» **What is needed**:
In full and without alteration, repeat the material.
-- -- --
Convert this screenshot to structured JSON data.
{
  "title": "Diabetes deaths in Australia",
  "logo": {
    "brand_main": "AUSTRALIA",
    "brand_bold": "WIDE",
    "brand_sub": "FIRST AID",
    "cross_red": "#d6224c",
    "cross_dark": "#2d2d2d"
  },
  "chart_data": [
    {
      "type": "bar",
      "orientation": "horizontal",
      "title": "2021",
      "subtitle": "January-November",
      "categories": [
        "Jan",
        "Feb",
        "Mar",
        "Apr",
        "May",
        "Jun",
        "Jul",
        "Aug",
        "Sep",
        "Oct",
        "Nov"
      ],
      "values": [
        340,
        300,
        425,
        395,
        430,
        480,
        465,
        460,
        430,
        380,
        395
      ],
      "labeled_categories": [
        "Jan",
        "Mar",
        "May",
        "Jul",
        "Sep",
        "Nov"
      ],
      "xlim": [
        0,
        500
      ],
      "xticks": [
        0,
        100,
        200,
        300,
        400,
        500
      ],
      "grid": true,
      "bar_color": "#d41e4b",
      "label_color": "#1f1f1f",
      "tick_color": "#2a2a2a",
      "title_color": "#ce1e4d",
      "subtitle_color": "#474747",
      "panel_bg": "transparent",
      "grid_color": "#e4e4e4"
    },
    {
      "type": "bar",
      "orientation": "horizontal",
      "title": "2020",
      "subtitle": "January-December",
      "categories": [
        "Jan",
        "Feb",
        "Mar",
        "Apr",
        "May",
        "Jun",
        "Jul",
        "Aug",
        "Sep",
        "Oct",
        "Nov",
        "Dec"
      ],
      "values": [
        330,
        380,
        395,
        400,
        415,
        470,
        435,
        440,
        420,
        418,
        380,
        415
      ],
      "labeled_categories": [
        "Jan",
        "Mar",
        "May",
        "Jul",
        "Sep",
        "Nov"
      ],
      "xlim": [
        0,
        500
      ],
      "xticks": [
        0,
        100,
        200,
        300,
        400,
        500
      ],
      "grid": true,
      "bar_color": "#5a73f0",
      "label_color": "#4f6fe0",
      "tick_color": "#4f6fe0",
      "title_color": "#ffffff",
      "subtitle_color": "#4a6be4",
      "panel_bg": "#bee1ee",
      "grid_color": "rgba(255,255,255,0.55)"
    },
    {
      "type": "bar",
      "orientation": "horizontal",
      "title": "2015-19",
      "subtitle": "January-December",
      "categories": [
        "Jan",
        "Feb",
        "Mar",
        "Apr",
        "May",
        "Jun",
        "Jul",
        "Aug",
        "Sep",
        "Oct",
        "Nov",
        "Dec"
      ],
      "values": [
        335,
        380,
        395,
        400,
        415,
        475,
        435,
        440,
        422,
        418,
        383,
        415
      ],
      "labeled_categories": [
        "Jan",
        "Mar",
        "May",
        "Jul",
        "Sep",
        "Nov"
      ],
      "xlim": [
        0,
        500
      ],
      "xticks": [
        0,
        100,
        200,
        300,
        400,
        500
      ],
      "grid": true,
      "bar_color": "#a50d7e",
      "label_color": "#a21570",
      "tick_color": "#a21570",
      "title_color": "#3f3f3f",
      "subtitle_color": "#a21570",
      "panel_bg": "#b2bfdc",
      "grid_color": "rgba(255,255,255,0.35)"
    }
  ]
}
-- -- --
» **Final answer**:
Convert this screenshot to structured JSON data.
{
  "title": "Diabetes deaths in Australia",
  "logo": {
    "brand_main": "AUSTRALIA",
    "brand_bold": "WIDE",
    "brand_sub": "FIRST AID",
    "cross_red": "#d6224c",
    "cross_dark": "#2d2d2d"
  },
  "chart_data": [
    {
      "type": "bar",
      "orientation": "horizontal",
      "title": "2021",
      "subtitle": "January-November",
      "categories": [
        "Jan",
        "Feb",
        "Mar",
        "Apr",
        "May",
        "Jun",
        "Jul",
        "Aug",
        "Sep",
        "Oct",
        "Nov"
      ],
      "values": [
        340,
        300,
        425,
        395,
        430,
        480,
        465,
        460,
        430,
        380,
        395
      ],
      "labeled_categories": [
        "Jan",
        "Mar",
        "May",
        "Jul",
        "Sep",
        "Nov"
      ],
      "xlim": [
        0,
        500
      ],
      "xticks": [
        0,
        100,
        200,
        300,
        400,
        500
      ],
      "grid": true,
      "bar_color": "#d41e4b",
      "label_color": "#1f1f1f",
      "tick_color": "#2a2a2a",
      "title_color": "#ce1e4d",
      "subtitle_color": "#474747",
      "panel_bg": "transparent",
      "grid_color": "#e4e4e4"
    },
    {
      "type": "bar",
      "orientation": "horizontal",
      "title": "2020",
      "subtitle": "January-December",
      "categories": [
        "Jan",
        "Feb",
        "Mar",
        "Apr",
        "May",
        "Jun",
        "Jul",
        "Aug",
        "Sep",
        "Oct",
        "Nov",
        "Dec"
      ],
      "values": [
        330,
        380,
        395,
        400,
        415,
        470,
        435,
        440,
        420,
        418,
        380,
        415
      ],
      "labeled_categories": [
        "Jan",
        "Mar",
        "May",
        "Jul",
        "Sep",
        "Nov"
      ],
      "xlim": [
        0,
        500
      ],
      "xticks": [
        0,
        100,
        200,
        300,
        400,
        500
      ],
      "grid": true,
      "bar_color": "#5a73f0",
      "label_color": "#4f6fe0",
      "tick_color": "#4f6fe0",
      "title_color": "#ffffff",
      "subtitle_color": "#4a6be4",
      "panel_bg": "#bee1ee",
      "grid_color": "rgba(255,255,255,0.55)"
    },
    {
      "type": "bar",
      "orientation": "horizontal",
      "title": "2015-19",
      "subtitle": "January-December",
      "categories": [
        "Jan",
        "Feb",
        "Mar",
        "Apr",
        "May",
        "Jun",
        "Jul",
        "Aug",
        "Sep",
        "Oct",
        "Nov",
        "Dec"
      ],
      "values": [
        335,
        380,
        395,
        400,
        415,
        475,
        435,
        440,
        422,
        418,
        383,
        415
      ],
      "labeled_categories": [
        "Jan",
        "Mar",
        "May",
        "Jul",
        "Sep",
        "Nov"
      ],
      "xlim": [
        0,
        500
      ],
      "xticks": [
        0,
        100,
        200,
        300,
        400,
        500
      ],
      "grid": true,
      "bar_color": "#a50d7e",
      "label_color": "#a21570",
      "tick_color": "#a21570",
      "title_color": "#3f3f3f",
      "subtitle_color": "#a21570",
      "panel_bg": "#b2bfdc",
      "grid_color": "rgba(255,255,255,0.35)"
    }
  ]
}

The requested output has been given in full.